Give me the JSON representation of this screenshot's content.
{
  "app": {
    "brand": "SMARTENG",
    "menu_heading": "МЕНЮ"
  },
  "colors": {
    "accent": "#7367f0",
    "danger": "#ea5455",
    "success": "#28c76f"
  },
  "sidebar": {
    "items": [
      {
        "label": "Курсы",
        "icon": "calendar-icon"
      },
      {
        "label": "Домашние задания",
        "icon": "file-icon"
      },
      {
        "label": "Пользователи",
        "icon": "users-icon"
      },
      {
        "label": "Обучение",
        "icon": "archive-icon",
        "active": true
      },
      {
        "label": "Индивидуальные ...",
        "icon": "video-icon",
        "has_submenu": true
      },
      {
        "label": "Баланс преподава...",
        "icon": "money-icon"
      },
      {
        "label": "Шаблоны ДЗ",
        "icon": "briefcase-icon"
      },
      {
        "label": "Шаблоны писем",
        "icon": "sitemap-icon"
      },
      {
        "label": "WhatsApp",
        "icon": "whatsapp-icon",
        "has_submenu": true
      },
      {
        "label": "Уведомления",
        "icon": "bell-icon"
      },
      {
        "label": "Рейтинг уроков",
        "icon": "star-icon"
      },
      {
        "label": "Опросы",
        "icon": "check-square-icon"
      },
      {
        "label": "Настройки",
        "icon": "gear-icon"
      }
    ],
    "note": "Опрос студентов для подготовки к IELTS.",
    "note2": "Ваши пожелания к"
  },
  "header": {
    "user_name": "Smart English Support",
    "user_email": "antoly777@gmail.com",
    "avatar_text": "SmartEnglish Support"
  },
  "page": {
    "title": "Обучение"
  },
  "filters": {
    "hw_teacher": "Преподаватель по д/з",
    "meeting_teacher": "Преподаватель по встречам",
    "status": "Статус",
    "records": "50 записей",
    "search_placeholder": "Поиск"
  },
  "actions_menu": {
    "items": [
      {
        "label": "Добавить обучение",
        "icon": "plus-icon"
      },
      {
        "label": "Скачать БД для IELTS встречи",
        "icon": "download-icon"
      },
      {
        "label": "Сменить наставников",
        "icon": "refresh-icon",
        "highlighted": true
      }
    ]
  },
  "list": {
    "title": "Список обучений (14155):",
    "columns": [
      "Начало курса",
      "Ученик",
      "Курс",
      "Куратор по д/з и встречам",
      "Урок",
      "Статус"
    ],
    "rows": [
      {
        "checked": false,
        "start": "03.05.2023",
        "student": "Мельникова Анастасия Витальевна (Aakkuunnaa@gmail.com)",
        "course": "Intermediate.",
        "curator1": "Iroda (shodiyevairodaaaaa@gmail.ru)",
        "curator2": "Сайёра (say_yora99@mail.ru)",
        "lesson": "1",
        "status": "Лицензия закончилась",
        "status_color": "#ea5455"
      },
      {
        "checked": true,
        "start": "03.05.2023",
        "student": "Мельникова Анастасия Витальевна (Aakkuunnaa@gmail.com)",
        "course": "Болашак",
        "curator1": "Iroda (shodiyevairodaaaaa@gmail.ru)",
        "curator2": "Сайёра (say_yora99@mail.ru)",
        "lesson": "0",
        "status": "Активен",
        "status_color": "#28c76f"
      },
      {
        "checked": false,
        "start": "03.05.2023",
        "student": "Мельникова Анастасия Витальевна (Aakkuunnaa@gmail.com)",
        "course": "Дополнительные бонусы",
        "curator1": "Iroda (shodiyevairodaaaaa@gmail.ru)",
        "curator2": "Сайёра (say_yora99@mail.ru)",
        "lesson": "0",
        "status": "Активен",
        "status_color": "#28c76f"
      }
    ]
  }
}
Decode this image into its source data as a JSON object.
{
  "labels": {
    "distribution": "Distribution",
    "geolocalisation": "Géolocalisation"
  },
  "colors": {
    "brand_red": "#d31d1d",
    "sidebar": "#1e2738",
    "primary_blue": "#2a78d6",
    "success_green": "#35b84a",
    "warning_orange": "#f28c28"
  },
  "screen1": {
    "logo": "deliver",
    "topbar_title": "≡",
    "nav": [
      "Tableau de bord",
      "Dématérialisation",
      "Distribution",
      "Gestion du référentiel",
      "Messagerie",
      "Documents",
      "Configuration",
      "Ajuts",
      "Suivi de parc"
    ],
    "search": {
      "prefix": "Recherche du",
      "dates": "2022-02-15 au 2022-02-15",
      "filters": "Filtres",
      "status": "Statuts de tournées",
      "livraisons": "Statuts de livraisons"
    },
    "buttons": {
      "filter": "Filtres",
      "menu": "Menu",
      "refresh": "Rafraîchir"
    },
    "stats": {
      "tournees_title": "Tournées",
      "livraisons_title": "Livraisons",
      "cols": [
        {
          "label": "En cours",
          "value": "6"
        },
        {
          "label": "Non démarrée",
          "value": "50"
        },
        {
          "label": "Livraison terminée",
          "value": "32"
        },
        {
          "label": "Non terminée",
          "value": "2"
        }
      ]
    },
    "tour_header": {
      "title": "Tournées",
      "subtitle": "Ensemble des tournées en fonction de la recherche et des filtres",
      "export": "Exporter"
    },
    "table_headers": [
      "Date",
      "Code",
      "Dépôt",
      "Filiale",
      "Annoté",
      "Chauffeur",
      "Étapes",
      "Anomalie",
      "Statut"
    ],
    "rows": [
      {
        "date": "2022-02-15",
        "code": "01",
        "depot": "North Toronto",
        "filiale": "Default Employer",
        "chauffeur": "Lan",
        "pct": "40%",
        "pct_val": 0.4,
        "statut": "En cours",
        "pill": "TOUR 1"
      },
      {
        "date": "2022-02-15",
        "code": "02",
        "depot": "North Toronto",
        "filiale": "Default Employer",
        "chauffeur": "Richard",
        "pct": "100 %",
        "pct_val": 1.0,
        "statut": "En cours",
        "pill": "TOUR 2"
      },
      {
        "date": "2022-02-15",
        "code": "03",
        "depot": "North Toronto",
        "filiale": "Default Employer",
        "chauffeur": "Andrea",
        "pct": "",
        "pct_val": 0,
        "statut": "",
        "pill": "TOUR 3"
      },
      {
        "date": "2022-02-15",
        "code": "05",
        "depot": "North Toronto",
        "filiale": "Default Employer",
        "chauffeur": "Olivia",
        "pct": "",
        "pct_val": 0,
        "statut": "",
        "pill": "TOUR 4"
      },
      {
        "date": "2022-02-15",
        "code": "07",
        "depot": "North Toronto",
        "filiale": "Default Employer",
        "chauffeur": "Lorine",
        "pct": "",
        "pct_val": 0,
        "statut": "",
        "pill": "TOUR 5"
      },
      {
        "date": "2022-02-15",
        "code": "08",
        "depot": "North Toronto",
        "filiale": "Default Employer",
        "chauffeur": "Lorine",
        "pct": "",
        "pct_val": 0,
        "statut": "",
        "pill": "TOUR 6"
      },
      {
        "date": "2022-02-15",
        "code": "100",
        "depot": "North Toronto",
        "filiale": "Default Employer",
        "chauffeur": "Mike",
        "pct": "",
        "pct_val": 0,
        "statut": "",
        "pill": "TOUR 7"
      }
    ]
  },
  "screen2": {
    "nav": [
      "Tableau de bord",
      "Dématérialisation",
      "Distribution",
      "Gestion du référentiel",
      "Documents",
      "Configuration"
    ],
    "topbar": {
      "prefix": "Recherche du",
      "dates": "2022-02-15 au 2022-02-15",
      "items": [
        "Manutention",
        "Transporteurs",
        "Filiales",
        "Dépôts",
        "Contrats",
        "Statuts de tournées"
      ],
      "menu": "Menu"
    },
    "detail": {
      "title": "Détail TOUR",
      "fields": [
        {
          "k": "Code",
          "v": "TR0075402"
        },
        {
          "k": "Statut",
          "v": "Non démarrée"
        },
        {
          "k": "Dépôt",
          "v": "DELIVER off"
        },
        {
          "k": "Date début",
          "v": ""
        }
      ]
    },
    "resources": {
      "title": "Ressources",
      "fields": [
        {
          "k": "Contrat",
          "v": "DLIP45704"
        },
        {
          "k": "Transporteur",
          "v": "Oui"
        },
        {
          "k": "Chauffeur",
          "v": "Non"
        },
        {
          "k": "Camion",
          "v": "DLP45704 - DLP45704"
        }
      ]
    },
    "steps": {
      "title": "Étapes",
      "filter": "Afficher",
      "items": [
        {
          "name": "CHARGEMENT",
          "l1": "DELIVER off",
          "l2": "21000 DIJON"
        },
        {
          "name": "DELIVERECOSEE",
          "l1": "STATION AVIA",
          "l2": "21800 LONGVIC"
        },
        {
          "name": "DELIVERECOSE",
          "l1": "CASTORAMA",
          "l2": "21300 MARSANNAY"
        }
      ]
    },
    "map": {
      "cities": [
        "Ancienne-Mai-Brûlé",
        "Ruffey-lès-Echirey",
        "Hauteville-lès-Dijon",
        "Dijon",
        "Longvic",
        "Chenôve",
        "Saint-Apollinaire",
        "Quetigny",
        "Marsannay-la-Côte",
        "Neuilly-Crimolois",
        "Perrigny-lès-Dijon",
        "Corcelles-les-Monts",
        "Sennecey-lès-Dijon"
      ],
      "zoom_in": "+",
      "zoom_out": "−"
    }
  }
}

+-------+

TASK TO CARRY OUT => Say how many lines contain the string "this", giving nothing but the count.

FINISHED EXERCISE => 2